# Exercise brief:
Quote the full listing word for word.

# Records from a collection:
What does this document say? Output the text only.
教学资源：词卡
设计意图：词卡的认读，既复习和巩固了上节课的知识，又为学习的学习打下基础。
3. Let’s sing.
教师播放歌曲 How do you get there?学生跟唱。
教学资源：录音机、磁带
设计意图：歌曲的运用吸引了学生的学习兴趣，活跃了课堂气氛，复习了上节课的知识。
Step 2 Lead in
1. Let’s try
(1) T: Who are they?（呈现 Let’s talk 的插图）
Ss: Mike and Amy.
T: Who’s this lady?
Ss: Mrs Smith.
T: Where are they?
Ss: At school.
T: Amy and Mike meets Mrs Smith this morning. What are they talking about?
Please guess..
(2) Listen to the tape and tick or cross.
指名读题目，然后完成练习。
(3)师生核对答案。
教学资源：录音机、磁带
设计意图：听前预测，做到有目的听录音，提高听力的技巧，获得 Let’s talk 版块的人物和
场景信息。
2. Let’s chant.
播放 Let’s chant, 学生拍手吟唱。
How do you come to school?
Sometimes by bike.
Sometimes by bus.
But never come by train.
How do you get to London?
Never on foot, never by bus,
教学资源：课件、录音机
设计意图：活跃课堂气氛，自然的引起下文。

# Output of the exercise:
What does this document say? Output the text only.
教学资源：词卡
设计意图：词卡的认读，既复习和巩固了上节课的知识，又为学习的学习打下基础。
3. Let’s sing.
教师播放歌曲 How do you get there?学生跟唱。
教学资源：录音机、磁带
设计意图：歌曲的运用吸引了学生的学习兴趣，活跃了课堂气氛，复习了上节课的知识。
Step 2 Lead in
1. Let’s try
(1) T: Who are they?（呈现 Let’s talk 的插图）
Ss: Mike and Amy.
T: Who’s this lady?
Ss: Mrs Smith.
T: Where are they?
Ss: At school.
T: Amy and Mike meets Mrs Smith this morning. What are they talking about?
Please guess..
(2) Listen to the tape and tick or cross.
指名读题目，然后完成练习。
(3)师生核对答案。
教学资源：录音机、磁带
设计意图：听前预测，做到有目的听录音，提高听力的技巧，获得 Let’s talk 版块的人物和
场景信息。
2. Let’s chant.
播放 Let’s chant, 学生拍手吟唱。
How do you come to school?
Sometimes by bike.
Sometimes by bus.
But never come by train.
How do you get to London?
Never on foot, never by bus,
教学资源：课件、录音机
设计意图：活跃课堂气氛，自然的引起下文。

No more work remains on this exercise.